» Excerpted data:
========================================

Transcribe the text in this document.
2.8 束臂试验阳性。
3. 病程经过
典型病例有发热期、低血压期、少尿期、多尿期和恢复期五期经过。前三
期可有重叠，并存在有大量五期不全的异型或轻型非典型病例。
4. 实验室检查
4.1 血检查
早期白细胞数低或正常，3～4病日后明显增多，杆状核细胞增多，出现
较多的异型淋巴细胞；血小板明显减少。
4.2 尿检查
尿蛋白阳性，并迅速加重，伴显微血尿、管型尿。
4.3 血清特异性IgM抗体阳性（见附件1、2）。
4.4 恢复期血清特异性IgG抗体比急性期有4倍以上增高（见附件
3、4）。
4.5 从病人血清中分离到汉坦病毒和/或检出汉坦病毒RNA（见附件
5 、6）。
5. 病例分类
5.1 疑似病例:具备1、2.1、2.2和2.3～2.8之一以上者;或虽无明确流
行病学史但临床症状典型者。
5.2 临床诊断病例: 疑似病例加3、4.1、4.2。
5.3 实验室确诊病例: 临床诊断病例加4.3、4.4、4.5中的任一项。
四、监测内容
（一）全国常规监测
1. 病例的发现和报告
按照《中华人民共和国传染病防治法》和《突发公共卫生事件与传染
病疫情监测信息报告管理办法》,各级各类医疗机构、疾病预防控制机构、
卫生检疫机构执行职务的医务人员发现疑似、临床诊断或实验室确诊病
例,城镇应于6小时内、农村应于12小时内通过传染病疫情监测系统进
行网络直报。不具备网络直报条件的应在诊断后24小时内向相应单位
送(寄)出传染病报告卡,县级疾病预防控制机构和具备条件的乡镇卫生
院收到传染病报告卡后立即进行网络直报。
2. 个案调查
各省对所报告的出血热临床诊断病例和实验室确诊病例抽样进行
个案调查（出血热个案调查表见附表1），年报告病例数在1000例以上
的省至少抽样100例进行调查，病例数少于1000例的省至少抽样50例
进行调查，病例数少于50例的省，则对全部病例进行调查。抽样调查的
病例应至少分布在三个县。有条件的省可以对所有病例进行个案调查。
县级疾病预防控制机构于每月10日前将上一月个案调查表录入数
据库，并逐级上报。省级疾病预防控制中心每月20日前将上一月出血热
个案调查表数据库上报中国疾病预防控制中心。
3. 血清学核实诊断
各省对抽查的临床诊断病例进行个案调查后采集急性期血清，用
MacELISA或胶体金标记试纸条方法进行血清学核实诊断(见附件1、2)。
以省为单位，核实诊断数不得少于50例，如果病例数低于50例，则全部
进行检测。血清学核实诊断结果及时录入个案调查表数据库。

========================================

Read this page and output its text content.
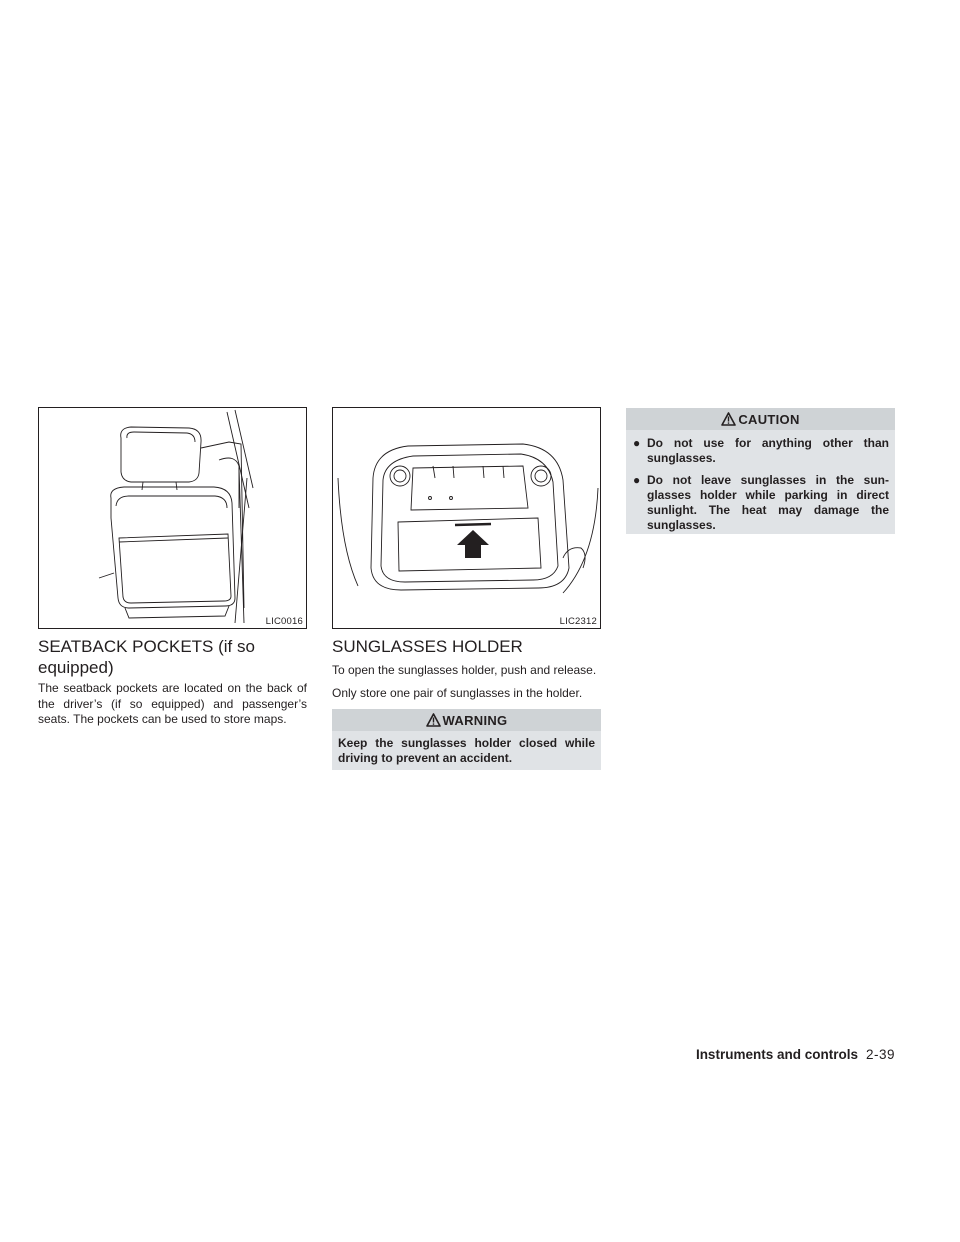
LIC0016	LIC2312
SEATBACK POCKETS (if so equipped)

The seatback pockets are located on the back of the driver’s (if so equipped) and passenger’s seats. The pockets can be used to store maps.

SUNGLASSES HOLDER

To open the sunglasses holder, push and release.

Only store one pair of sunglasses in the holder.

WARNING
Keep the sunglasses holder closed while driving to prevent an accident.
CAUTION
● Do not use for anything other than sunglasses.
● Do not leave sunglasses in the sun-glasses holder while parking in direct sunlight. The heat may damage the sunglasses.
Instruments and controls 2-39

========================================

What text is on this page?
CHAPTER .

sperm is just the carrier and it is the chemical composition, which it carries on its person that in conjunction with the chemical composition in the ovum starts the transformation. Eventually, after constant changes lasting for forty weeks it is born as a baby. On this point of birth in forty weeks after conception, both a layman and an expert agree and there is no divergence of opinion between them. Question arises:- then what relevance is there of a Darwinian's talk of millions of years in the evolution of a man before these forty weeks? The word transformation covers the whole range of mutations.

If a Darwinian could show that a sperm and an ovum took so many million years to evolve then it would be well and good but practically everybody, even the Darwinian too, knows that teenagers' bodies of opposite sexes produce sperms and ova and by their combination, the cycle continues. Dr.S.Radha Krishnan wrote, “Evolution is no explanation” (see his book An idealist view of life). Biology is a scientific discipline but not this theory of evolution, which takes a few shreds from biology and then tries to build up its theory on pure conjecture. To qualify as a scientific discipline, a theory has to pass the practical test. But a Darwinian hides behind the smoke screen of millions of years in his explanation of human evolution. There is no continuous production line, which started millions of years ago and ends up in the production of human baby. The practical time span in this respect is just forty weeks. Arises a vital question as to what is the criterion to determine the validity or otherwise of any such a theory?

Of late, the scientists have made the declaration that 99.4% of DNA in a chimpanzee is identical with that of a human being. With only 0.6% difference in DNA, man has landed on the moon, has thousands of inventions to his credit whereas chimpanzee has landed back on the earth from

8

========================================

» Description of the task:
Search the listing for the word "text" and return each line that holds it.

» Task solution:
Transcribe the text in this document.
Read this page and output its text content.
What text is on this page?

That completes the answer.